** begin **

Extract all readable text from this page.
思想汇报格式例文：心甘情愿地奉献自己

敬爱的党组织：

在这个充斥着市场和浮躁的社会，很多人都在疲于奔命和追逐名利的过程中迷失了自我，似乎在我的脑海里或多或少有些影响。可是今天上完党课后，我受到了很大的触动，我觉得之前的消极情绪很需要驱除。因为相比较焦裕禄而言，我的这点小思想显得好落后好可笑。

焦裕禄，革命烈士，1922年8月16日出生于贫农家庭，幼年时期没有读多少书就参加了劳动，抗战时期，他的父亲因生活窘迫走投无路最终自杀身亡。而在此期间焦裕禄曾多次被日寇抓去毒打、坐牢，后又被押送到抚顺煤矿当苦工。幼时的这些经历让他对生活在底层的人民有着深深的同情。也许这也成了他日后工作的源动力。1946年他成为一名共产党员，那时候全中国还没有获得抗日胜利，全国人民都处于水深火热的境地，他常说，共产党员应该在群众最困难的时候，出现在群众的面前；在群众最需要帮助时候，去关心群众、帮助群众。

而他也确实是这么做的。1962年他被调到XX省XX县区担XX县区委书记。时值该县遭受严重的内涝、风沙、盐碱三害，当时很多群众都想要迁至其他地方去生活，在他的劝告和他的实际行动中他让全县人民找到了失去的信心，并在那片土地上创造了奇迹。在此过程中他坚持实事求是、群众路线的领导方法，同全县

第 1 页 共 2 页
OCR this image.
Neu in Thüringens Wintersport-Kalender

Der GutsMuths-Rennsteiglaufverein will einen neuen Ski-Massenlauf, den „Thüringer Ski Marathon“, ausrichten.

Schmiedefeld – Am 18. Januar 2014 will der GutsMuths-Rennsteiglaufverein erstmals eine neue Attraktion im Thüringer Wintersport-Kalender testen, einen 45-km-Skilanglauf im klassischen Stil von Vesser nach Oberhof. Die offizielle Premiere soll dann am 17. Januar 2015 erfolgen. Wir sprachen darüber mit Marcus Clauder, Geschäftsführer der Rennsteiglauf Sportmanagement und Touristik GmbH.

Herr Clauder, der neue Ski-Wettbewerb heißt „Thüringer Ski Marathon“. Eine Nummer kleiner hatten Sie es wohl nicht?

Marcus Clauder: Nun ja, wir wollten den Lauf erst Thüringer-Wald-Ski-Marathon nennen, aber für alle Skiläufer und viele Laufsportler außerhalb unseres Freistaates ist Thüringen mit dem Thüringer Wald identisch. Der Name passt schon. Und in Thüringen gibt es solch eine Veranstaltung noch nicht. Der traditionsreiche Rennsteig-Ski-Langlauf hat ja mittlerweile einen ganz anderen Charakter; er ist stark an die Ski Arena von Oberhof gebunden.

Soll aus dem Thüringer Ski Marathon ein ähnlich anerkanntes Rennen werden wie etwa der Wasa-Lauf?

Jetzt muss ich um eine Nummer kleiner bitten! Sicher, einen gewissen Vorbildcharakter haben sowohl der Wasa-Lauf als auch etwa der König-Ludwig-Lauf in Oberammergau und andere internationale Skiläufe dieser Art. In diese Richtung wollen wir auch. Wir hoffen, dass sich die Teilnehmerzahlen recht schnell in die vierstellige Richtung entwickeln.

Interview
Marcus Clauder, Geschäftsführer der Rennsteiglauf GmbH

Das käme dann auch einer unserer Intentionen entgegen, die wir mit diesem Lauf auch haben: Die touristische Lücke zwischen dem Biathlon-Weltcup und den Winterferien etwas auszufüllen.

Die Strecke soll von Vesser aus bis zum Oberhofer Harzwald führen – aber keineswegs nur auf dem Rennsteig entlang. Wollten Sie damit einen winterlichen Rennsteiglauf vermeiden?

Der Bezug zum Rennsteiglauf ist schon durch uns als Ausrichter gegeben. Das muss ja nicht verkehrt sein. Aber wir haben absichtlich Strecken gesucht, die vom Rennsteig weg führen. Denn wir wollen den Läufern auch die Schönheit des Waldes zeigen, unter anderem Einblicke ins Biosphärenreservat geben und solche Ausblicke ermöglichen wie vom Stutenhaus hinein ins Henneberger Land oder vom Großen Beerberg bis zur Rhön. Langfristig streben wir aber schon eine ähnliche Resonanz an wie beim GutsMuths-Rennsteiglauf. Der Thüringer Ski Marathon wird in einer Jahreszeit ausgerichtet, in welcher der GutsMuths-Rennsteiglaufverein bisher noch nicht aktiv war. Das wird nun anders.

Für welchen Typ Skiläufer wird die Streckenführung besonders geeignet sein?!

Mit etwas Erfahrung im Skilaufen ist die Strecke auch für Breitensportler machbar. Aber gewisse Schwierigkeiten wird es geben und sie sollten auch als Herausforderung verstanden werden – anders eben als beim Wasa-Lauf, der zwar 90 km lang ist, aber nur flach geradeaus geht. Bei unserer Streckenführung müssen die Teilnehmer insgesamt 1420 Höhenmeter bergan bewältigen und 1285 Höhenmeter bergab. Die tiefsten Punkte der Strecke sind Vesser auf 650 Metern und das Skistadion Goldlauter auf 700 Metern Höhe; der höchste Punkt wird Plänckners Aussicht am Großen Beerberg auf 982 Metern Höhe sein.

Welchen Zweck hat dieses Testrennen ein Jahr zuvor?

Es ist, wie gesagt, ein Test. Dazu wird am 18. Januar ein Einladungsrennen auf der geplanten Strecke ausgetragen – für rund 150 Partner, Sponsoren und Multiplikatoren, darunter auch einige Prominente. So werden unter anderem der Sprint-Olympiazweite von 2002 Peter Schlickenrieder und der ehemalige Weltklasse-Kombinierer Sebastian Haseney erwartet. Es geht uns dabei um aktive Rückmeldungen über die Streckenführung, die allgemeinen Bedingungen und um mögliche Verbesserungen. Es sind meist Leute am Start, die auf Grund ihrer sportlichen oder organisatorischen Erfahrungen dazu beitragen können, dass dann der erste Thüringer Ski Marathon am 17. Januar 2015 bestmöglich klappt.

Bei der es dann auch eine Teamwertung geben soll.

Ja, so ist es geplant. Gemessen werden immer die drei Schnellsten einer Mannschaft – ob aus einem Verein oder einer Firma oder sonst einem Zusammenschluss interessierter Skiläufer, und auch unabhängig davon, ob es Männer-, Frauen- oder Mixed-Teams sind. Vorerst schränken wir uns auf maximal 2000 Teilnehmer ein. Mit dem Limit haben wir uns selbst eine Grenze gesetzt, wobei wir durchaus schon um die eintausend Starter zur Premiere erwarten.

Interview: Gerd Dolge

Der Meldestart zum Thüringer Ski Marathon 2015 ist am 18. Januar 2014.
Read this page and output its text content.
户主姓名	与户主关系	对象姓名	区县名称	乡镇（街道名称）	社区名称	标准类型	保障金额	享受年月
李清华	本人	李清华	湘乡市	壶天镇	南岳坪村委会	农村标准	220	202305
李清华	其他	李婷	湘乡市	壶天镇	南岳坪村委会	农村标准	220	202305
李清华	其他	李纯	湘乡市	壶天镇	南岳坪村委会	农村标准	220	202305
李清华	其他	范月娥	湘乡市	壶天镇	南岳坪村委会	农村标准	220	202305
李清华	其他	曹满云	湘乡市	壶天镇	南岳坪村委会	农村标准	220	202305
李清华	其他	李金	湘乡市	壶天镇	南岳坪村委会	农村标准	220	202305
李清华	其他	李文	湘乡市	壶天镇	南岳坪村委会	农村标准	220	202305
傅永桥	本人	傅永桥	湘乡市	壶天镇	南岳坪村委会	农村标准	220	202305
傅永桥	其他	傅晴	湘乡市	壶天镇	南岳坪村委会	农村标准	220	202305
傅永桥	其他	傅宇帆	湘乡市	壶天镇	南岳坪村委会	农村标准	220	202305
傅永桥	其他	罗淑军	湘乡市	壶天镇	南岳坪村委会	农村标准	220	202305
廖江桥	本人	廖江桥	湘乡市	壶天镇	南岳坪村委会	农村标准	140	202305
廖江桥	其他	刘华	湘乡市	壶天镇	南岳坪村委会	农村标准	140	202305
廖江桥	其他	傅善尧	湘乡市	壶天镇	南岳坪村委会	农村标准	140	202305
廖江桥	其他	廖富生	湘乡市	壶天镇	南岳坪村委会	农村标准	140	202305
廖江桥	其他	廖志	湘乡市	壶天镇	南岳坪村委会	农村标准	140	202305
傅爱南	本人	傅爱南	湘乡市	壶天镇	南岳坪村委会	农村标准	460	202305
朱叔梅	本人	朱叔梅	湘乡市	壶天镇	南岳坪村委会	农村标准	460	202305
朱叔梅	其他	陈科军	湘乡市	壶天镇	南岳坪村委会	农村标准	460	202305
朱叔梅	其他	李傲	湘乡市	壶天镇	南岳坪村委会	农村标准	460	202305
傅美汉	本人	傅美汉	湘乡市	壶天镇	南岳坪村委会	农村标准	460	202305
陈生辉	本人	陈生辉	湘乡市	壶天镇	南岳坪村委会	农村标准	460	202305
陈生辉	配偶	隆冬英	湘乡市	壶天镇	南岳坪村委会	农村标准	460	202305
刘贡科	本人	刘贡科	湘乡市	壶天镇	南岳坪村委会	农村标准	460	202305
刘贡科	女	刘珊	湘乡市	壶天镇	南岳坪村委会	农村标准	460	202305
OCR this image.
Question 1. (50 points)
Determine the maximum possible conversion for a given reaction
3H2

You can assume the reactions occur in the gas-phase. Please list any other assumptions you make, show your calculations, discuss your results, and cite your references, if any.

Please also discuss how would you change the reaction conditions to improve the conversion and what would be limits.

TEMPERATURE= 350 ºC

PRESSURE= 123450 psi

** end **

STATED TASK: For each line of the listing that holds the word "discuss", show that line.

EXERCISE RESULT:
You can assume the reactions occur in the gas-phase. Please list any other assumptions you make, show your calculations, discuss your results, and cite your references, if any.
Please also discuss how would you change the reaction conditions to improve the conversion and what would be limits.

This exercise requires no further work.